───── Information provided

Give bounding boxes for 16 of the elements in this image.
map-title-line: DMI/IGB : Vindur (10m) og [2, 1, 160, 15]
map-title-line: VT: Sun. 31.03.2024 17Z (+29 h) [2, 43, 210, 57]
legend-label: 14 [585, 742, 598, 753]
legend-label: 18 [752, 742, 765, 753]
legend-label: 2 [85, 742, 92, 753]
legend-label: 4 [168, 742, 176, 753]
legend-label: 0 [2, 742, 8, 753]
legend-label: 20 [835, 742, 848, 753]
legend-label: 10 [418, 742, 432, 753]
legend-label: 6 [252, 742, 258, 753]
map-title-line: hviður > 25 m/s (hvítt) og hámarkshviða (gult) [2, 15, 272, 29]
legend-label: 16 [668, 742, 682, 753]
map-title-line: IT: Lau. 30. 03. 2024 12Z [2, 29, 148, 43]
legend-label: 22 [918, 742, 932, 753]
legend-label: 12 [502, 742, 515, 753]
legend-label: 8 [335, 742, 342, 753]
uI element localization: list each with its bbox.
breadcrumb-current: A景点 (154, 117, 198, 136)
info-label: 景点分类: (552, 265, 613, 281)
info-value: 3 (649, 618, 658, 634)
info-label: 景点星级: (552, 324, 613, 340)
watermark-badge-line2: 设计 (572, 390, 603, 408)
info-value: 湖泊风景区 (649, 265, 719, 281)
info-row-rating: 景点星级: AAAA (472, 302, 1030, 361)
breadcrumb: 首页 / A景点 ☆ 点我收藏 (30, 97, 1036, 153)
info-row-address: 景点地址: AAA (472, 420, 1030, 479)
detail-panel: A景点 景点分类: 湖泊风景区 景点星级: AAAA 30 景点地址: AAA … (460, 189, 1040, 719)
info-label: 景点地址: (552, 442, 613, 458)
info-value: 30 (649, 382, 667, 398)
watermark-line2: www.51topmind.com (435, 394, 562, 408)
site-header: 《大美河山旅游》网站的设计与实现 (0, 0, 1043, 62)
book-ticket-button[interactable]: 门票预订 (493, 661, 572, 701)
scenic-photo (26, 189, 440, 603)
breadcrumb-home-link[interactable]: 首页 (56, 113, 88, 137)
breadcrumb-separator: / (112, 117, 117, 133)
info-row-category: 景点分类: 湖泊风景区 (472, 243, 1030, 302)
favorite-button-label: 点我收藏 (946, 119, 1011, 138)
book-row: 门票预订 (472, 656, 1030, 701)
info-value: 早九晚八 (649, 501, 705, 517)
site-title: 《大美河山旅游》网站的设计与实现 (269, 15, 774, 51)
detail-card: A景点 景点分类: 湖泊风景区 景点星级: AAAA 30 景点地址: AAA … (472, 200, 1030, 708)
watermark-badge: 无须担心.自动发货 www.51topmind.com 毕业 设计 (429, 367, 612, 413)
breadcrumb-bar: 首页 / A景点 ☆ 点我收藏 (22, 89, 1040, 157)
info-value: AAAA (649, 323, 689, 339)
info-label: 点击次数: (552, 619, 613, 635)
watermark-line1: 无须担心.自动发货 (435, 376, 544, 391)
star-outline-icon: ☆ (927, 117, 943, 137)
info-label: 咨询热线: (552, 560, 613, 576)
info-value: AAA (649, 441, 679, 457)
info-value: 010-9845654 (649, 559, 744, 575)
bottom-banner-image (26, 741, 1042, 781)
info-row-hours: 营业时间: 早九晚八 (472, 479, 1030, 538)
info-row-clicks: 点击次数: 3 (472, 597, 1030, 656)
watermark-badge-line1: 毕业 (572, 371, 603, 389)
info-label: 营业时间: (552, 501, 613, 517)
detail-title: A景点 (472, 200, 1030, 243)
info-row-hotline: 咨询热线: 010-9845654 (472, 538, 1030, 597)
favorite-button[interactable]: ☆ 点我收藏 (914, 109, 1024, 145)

──────────

» **Request**
Reproduce the items verbatim from the start of the records up to and including the line containing "legend-label: 0 [2, 742, 8, 753]".

» **Written response**
Give bounding boxes for 16 of the elements in this image.
map-title-line: DMI/IGB : Vindur (10m) og [2, 1, 160, 15]
map-title-line: VT: Sun. 31.03.2024 17Z (+29 h) [2, 43, 210, 57]
legend-label: 14 [585, 742, 598, 753]
legend-label: 18 [752, 742, 765, 753]
legend-label: 2 [85, 742, 92, 753]
legend-label: 4 [168, 742, 176, 753]
legend-label: 0 [2, 742, 8, 753]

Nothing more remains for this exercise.